- TASK INSTRUCTIONS -
Copy out all of the material, matching it word for word.

---

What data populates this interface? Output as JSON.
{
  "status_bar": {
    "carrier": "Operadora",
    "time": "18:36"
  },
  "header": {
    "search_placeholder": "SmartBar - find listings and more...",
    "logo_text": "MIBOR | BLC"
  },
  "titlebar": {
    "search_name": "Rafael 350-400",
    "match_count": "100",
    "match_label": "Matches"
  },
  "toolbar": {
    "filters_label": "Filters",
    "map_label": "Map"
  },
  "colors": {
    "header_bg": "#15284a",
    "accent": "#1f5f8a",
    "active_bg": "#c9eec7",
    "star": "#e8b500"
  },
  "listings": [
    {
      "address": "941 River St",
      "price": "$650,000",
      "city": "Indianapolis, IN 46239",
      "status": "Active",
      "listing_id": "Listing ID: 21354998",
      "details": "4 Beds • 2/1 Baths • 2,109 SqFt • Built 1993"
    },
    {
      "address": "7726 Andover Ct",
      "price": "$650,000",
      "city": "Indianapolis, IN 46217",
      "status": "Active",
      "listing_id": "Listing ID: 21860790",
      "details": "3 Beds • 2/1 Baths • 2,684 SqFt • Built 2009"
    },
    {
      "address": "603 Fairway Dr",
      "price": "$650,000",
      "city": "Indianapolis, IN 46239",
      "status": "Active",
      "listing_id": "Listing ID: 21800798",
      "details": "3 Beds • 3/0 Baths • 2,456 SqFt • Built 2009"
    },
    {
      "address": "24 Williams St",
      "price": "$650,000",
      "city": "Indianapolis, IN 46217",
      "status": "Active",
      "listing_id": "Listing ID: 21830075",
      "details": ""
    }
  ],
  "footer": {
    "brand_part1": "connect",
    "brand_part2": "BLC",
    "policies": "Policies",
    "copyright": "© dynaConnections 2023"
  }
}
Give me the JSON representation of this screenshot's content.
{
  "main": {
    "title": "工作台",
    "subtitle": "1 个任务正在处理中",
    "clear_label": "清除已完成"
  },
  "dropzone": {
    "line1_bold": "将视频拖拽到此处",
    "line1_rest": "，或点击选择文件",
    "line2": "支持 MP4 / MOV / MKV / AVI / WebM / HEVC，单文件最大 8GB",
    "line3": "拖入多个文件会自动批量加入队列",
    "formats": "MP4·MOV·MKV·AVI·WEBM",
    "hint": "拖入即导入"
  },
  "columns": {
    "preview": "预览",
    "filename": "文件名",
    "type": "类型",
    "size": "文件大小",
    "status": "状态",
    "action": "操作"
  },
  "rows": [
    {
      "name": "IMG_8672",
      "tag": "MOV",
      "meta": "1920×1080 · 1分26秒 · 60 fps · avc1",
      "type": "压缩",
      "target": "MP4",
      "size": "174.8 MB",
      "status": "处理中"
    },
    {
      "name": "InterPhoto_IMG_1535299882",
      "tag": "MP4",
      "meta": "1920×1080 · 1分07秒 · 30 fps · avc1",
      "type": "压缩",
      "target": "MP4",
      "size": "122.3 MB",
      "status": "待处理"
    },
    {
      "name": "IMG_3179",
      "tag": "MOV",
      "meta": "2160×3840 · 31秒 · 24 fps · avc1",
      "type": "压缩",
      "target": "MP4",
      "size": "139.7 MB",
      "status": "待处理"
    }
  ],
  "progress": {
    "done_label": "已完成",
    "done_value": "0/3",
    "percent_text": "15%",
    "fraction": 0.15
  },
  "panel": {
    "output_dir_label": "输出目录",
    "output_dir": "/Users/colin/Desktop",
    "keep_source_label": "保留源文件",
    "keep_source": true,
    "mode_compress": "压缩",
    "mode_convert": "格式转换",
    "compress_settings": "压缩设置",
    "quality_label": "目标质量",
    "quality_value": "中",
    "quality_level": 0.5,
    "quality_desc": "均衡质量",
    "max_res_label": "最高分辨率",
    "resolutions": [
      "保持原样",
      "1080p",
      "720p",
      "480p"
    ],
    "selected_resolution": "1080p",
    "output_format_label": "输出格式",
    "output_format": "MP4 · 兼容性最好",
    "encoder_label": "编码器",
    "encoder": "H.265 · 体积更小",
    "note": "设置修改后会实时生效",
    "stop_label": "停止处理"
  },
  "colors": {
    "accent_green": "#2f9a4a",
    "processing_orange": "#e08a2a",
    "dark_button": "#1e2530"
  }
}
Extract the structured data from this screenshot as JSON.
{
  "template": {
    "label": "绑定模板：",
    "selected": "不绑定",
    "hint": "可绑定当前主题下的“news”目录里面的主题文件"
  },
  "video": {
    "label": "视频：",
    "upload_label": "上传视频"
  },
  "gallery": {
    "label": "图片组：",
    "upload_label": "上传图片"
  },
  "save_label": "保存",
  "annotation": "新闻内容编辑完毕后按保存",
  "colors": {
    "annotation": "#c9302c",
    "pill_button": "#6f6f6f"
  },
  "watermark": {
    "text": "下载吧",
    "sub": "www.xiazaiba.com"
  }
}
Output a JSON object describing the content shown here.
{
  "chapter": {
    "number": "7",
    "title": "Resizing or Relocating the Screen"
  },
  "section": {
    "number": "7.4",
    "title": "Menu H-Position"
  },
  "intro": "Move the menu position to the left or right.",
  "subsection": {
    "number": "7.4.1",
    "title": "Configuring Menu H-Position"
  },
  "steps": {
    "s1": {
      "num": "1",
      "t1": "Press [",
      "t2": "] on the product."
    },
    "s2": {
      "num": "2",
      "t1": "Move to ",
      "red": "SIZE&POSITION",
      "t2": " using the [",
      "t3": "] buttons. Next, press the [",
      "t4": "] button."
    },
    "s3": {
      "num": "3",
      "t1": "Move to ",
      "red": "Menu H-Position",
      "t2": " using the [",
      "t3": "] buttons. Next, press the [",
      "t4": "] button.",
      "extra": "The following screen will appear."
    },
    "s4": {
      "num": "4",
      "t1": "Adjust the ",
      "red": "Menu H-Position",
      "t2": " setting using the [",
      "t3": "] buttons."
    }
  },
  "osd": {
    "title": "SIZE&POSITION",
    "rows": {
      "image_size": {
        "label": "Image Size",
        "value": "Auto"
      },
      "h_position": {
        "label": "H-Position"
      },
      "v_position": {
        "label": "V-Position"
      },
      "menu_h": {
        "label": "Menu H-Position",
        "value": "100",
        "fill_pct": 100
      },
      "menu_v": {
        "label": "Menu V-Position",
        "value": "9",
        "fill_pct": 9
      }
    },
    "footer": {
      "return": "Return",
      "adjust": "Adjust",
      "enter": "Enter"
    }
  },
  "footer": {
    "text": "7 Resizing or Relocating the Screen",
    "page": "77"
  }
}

---

- SOLUTION TO THE EXERCISE -
What data populates this interface? Output as JSON.
{
  "status_bar": {
    "carrier": "Operadora",
    "time": "18:36"
  },
  "header": {
    "search_placeholder": "SmartBar - find listings and more...",
    "logo_text": "MIBOR | BLC"
  },
  "titlebar": {
    "search_name": "Rafael 350-400",
    "match_count": "100",
    "match_label": "Matches"
  },
  "toolbar": {
    "filters_label": "Filters",
    "map_label": "Map"
  },
  "colors": {
    "header_bg": "#15284a",
    "accent": "#1f5f8a",
    "active_bg": "#c9eec7",
    "star": "#e8b500"
  },
  "listings": [
    {
      "address": "941 River St",
      "price": "$650,000",
      "city": "Indianapolis, IN 46239",
      "status": "Active",
      "listing_id": "Listing ID: 21354998",
      "details": "4 Beds • 2/1 Baths • 2,109 SqFt • Built 1993"
    },
    {
      "address": "7726 Andover Ct",
      "price": "$650,000",
      "city": "Indianapolis, IN 46217",
      "status": "Active",
      "listing_id": "Listing ID: 21860790",
      "details": "3 Beds • 2/1 Baths • 2,684 SqFt • Built 2009"
    },
    {
      "address": "603 Fairway Dr",
      "price": "$650,000",
      "city": "Indianapolis, IN 46239",
      "status": "Active",
      "listing_id": "Listing ID: 21800798",
      "details": "3 Beds • 3/0 Baths • 2,456 SqFt • Built 2009"
    },
    {
      "address": "24 Williams St",
      "price": "$650,000",
      "city": "Indianapolis, IN 46217",
      "status": "Active",
      "listing_id": "Listing ID: 21830075",
      "details": ""
    }
  ],
  "footer": {
    "brand_part1": "connect",
    "brand_part2": "BLC",
    "policies": "Policies",
    "copyright": "© dynaConnections 2023"
  }
}
Give me the JSON representation of this screenshot's content.
{
  "main": {
    "title": "工作台",
    "subtitle": "1 个任务正在处理中",
    "clear_label": "清除已完成"
  },
  "dropzone": {
    "line1_bold": "将视频拖拽到此处",
    "line1_rest": "，或点击选择文件",
    "line2": "支持 MP4 / MOV / MKV / AVI / WebM / HEVC，单文件最大 8GB",
    "line3": "拖入多个文件会自动批量加入队列",
    "formats": "MP4·MOV·MKV·AVI·WEBM",
    "hint": "拖入即导入"
  },
  "columns": {
    "preview": "预览",
    "filename": "文件名",
    "type": "类型",
    "size": "文件大小",
    "status": "状态",
    "action": "操作"
  },
  "rows": [
    {
      "name": "IMG_8672",
      "tag": "MOV",
      "meta": "1920×1080 · 1分26秒 · 60 fps · avc1",
      "type": "压缩",
      "target": "MP4",
      "size": "174.8 MB",
      "status": "处理中"
    },
    {
      "name": "InterPhoto_IMG_1535299882",
      "tag": "MP4",
      "meta": "1920×1080 · 1分07秒 · 30 fps · avc1",
      "type": "压缩",
      "target": "MP4",
      "size": "122.3 MB",
      "status": "待处理"
    },
    {
      "name": "IMG_3179",
      "tag": "MOV",
      "meta": "2160×3840 · 31秒 · 24 fps · avc1",
      "type": "压缩",
      "target": "MP4",
      "size": "139.7 MB",
      "status": "待处理"
    }
  ],
  "progress": {
    "done_label": "已完成",
    "done_value": "0/3",
    "percent_text": "15%",
    "fraction": 0.15
  },
  "panel": {
    "output_dir_label": "输出目录",
    "output_dir": "/Users/colin/Desktop",
    "keep_source_label": "保留源文件",
    "keep_source": true,
    "mode_compress": "压缩",
    "mode_convert": "格式转换",
    "compress_settings": "压缩设置",
    "quality_label": "目标质量",
    "quality_value": "中",
    "quality_level": 0.5,
    "quality_desc": "均衡质量",
    "max_res_label": "最高分辨率",
    "resolutions": [
      "保持原样",
      "1080p",
      "720p",
      "480p"
    ],
    "selected_resolution": "1080p",
    "output_format_label": "输出格式",
    "output_format": "MP4 · 兼容性最好",
    "encoder_label": "编码器",
    "encoder": "H.265 · 体积更小",
    "note": "设置修改后会实时生效",
    "stop_label": "停止处理"
  },
  "colors": {
    "accent_green": "#2f9a4a",
    "processing_orange": "#e08a2a",
    "dark_button": "#1e2530"
  }
}
Extract the structured data from this screenshot as JSON.
{
  "template": {
    "label": "绑定模板：",
    "selected": "不绑定",
    "hint": "可绑定当前主题下的“news”目录里面的主题文件"
  },
  "video": {
    "label": "视频：",
    "upload_label": "上传视频"
  },
  "gallery": {
    "label": "图片组：",
    "upload_label": "上传图片"
  },
  "save_label": "保存",
  "annotation": "新闻内容编辑完毕后按保存",
  "colors": {
    "annotation": "#c9302c",
    "pill_button": "#6f6f6f"
  },
  "watermark": {
    "text": "下载吧",
    "sub": "www.xiazaiba.com"
  }
}
Output a JSON object describing the content shown here.
{
  "chapter": {
    "number": "7",
    "title": "Resizing or Relocating the Screen"
  },
  "section": {
    "number": "7.4",
    "title": "Menu H-Position"
  },
  "intro": "Move the menu position to the left or right.",
  "subsection": {
    "number": "7.4.1",
    "title": "Configuring Menu H-Position"
  },
  "steps": {
    "s1": {
      "num": "1",
      "t1": "Press [",
      "t2": "] on the product."
    },
    "s2": {
      "num": "2",
      "t1": "Move to ",
      "red": "SIZE&POSITION",
      "t2": " using the [",
      "t3": "] buttons. Next, press the [",
      "t4": "] button."
    },
    "s3": {
      "num": "3",
      "t1": "Move to ",
      "red": "Menu H-Position",
      "t2": " using the [",
      "t3": "] buttons. Next, press the [",
      "t4": "] button.",
      "extra": "The following screen will appear."
    },
    "s4": {
      "num": "4",
      "t1": "Adjust the ",
      "red": "Menu H-Position",
      "t2": " setting using the [",
      "t3": "] buttons."
    }
  },
  "osd": {
    "title": "SIZE&POSITION",
    "rows": {
      "image_size": {
        "label": "Image Size",
        "value": "Auto"
      },
      "h_position": {
        "label": "H-Position"
      },
      "v_position": {
        "label": "V-Position"
      },
      "menu_h": {
        "label": "Menu H-Position",
        "value": "100",
        "fill_pct": 100
      },
      "menu_v": {
        "label": "Menu V-Position",
        "value": "9",
        "fill_pct": 9
      }
    },
    "footer": {
      "return": "Return",
      "adjust": "Adjust",
      "enter": "Enter"
    }
  },
  "footer": {
    "text": "7 Resizing or Relocating the Screen",
    "page": "77"
  }
}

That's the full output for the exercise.